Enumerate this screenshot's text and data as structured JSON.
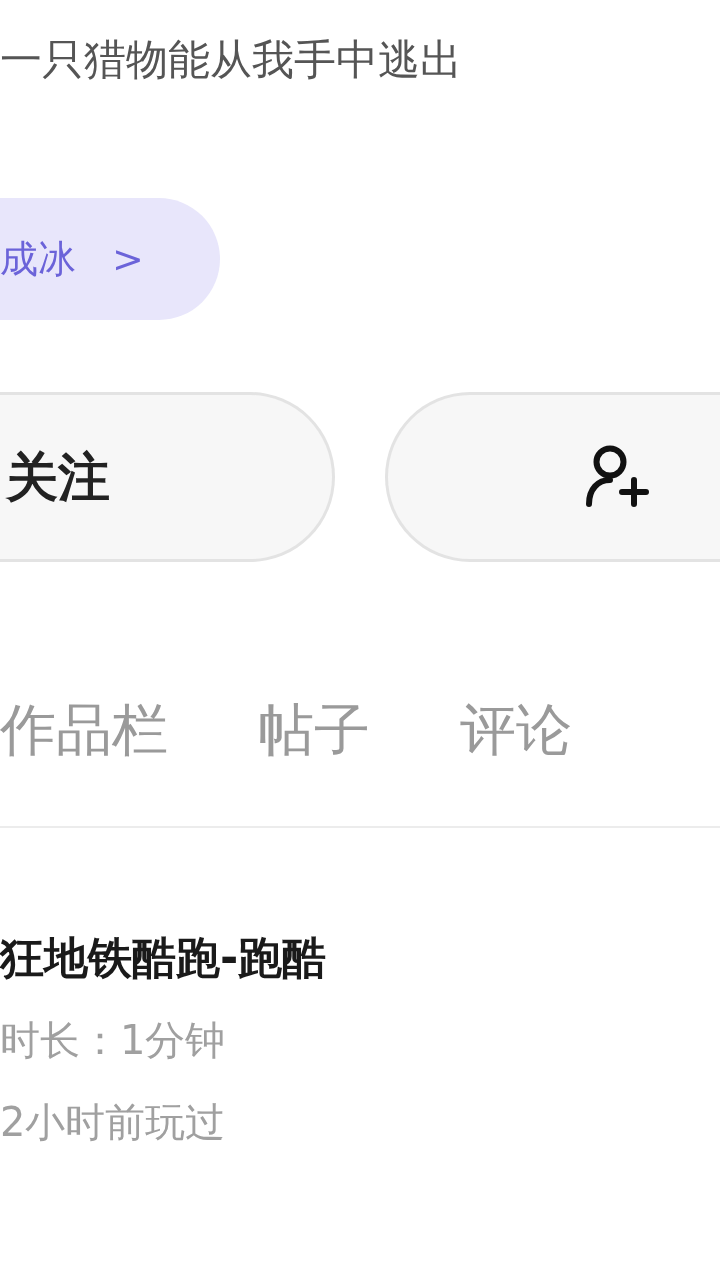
{
  "bio": "一只猎物能从我手中逃出",
  "tag": {
    "label": "成冰",
    "chevron": ">"
  },
  "actions": [
    {
      "kind": "text",
      "label": "关注"
    },
    {
      "kind": "icon"
    }
  ],
  "tabs": [
    {
      "label": "作品栏",
      "selected": false
    },
    {
      "label": "帖子",
      "selected": false
    },
    {
      "label": "评论",
      "selected": false
    }
  ],
  "games": [
    {
      "title": "狂地铁酷跑-跑酷",
      "duration": "时长：1分钟",
      "played": "2小时前玩过"
    }
  ]
}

EXERCISE AIM: Without the pictures, retype the whole of the material above exactly.

THE COMPLETED TASK:
Enumerate this screenshot's text and data as structured JSON.
{
  "bio": "一只猎物能从我手中逃出",
  "tag": {
    "label": "成冰",
    "chevron": ">"
  },
  "actions": [
    {
      "kind": "text",
      "label": "关注"
    },
    {
      "kind": "icon"
    }
  ],
  "tabs": [
    {
      "label": "作品栏",
      "selected": false
    },
    {
      "label": "帖子",
      "selected": false
    },
    {
      "label": "评论",
      "selected": false
    }
  ],
  "games": [
    {
      "title": "狂地铁酷跑-跑酷",
      "duration": "时长：1分钟",
      "played": "2小时前玩过"
    }
  ]
}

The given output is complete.